Page text >>
··········
Getting Your Numbers Right
Improvement in your furniture store starts with two things: Awareness and desire. The awareness of how you’re performing against standards allows you to understand your strengths and weaknesses. It’s through the measurement against these standards, or metrics, that you can find gaps. Knowing your gaps and then having the desire to create a strategy and act upon an improvement plan is what separates average business managers from top business managers.
To assist furniture store retailers in improving their individual operations, and for the good of the industry in general, we are publishing the financial portion of our performance observations during 2017.
Over the course of this past year, I reviewed a wide range of operations through our consulting and performance groups’ activities. In doing so, I established a set of metrics that I think are excellent for benchmarking average and high performers.
Below are the Profit and Loss (P&L) percentages observed during this time, and I follow it with my interpretation. These numbers are broken down by what is the commonly accepted P&L format among industry retailers, and the observations are expressed in three columns. The first two columns produce P&L’s averages, and the third is used to show the top percentages in select metrics. These are the three column groupings:
- Average performers
- Average of double-digit profit club (net income before tax) performers
- Average of top-tier performer for each metric (top ten-percenter suggestion)
The observations are expressed in terms of percentages of total retail sales volume. This allows for operations of different sizes to compare themselves using a “common size” format. For the purposes of compatibility, we excluded electronics and appliances merchandise from the metrics.
Financial Metric Interpretation:
So what do all these numbers mean to you and your business? Here are a few thoughts on how you can boost your bottom line.
Separating the percent of warranty and protection sales with respect to merchandise sales is now the accepted way of producing a P&L in the furniture store industry. This is due to the massive importance of increasing the proportion of warranty sales. They are typically the highest gross margin product that a furniture store retailer sells.
The range of average and double-digit operations in percent of warranty sales to total sales: 3.73 percent and 3.43 percent.
That may seem impressive, but compare those numbers to top-tier operations and they pale. Warranty sales in top-tier stores almost double these averages. Their customers spend 6 percent of their dollars—nearly twice as much!—on warranty and product protection. If you’re store is on the lower end of this metric, you might not be emphasizing warranty sales as much as you should.
Cost of Sales
This is a prime area where the double-digit profit club outpaces average performers.
··········
[Dataset excerpt]
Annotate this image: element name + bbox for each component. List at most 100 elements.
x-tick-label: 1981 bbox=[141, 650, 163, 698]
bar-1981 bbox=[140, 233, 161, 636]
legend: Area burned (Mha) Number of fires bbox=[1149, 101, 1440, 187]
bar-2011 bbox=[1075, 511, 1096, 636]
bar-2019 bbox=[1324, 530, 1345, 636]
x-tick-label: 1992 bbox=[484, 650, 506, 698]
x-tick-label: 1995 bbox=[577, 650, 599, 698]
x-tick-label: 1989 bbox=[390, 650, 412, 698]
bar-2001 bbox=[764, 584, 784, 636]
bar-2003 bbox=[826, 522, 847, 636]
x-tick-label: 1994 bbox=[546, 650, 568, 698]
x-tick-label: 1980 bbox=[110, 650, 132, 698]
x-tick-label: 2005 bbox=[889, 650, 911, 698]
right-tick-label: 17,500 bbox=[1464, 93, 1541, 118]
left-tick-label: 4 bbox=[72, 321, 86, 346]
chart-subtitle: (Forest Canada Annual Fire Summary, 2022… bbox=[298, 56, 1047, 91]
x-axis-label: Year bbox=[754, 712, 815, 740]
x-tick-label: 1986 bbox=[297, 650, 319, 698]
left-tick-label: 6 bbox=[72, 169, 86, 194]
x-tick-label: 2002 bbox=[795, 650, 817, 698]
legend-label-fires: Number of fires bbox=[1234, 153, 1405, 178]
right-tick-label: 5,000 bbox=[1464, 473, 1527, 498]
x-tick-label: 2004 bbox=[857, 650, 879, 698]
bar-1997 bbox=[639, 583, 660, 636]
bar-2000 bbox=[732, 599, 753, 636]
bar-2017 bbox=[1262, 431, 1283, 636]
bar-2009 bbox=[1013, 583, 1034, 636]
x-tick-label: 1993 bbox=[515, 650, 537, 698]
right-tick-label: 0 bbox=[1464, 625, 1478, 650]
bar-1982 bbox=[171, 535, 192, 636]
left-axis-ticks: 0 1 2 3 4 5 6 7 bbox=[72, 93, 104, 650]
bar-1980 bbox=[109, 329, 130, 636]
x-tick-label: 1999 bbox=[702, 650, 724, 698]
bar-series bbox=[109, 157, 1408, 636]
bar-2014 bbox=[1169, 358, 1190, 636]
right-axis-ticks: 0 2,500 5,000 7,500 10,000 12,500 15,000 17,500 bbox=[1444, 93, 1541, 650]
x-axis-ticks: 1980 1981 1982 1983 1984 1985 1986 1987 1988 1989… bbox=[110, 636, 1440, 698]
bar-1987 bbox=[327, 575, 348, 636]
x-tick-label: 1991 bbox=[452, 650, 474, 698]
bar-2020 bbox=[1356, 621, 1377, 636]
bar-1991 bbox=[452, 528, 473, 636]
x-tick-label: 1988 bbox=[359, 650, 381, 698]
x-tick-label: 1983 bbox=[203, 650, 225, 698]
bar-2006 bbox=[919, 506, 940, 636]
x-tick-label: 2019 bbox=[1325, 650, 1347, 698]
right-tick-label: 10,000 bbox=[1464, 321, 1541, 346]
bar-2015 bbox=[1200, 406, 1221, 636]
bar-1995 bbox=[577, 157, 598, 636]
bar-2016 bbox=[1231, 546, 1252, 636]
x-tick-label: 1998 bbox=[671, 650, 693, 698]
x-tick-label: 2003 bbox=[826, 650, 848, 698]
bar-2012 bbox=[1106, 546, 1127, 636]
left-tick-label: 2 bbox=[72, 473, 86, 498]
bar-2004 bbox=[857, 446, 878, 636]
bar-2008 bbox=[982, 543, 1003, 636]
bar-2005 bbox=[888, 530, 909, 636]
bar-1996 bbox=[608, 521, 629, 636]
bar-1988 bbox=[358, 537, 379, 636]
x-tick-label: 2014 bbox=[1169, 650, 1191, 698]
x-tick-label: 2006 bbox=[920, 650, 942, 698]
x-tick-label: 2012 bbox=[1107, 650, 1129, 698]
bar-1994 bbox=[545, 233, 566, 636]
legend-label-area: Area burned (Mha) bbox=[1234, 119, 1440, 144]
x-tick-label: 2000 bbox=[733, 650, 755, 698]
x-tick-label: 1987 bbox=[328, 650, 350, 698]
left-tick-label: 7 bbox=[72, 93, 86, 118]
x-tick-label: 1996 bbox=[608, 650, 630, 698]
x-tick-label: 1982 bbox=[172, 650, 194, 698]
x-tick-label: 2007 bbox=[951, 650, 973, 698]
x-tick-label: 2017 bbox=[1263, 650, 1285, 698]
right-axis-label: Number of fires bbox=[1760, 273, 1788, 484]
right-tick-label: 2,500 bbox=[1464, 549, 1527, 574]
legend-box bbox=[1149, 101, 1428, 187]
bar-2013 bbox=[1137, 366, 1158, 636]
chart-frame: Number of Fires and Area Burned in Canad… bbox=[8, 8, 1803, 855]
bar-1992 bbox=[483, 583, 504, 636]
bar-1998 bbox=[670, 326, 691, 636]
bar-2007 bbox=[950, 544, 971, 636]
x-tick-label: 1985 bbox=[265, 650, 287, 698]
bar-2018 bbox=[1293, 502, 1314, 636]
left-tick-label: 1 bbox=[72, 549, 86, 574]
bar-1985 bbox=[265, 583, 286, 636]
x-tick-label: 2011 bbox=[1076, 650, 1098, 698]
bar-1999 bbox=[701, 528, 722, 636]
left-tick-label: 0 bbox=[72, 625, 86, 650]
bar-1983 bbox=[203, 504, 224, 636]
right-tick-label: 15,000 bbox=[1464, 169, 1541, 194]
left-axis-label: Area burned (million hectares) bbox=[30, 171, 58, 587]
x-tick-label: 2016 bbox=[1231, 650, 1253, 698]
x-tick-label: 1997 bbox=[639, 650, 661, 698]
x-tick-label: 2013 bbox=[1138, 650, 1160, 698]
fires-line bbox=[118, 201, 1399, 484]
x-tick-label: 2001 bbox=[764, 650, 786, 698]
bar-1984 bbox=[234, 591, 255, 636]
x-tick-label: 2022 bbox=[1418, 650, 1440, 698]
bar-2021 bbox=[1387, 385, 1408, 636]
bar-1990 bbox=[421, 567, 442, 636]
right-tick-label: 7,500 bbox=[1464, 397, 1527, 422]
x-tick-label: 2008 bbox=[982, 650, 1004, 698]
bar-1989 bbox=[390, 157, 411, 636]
··········
Written request 1 >>
Retype the furniture store metrics text from "To assist furniture" down to "and high performers.".
Written request 2 >>
Extend the furniture store metrics text onward from its last sentence.

Result 1 >>
To assist furniture store retailers in improving their individual operations, and for the good of the industry in general, we are publishing the financial portion of our performance observations during 2017.
Over the course of this past year, I reviewed a wide range of operations through our consulting and performance groups’ activities. In doing so, I established a set of metrics that I think are excellent for benchmarking average and high performers.

Result 2 >>
With respect to cost of merchandise, double-digit profit operations had a 3-percent lower cost of goods percentage than an average operation. The top-tier performers actually had almost another 3-percent cost advantage over the double-digit profit operations at 47 percent. A similar pattern occurred with cost of warranties. Better operations are trained and follow systems to sell on value rather than sell on price, in my opinion. Here are some things to think about to help you and your store reduce cost of sales:
- Volume pricing
- Payment terms discounts
- Cost of warranties
- Product selection that is exclusive to local marketplace
- Minimal inventory shrinkage
Gross margin percent of sales is just the inverse of cost of goods, meaning the operations with the lower cost have the highest margin.
This data supports the results from the prior two years of formal studies conducted with the Home Furnishings Association. Average performers show a 48.18 percent gross margin, the double-digit club gets almost 51 percent gross margin, and the top-tier performers achieve a whopping 55 percent.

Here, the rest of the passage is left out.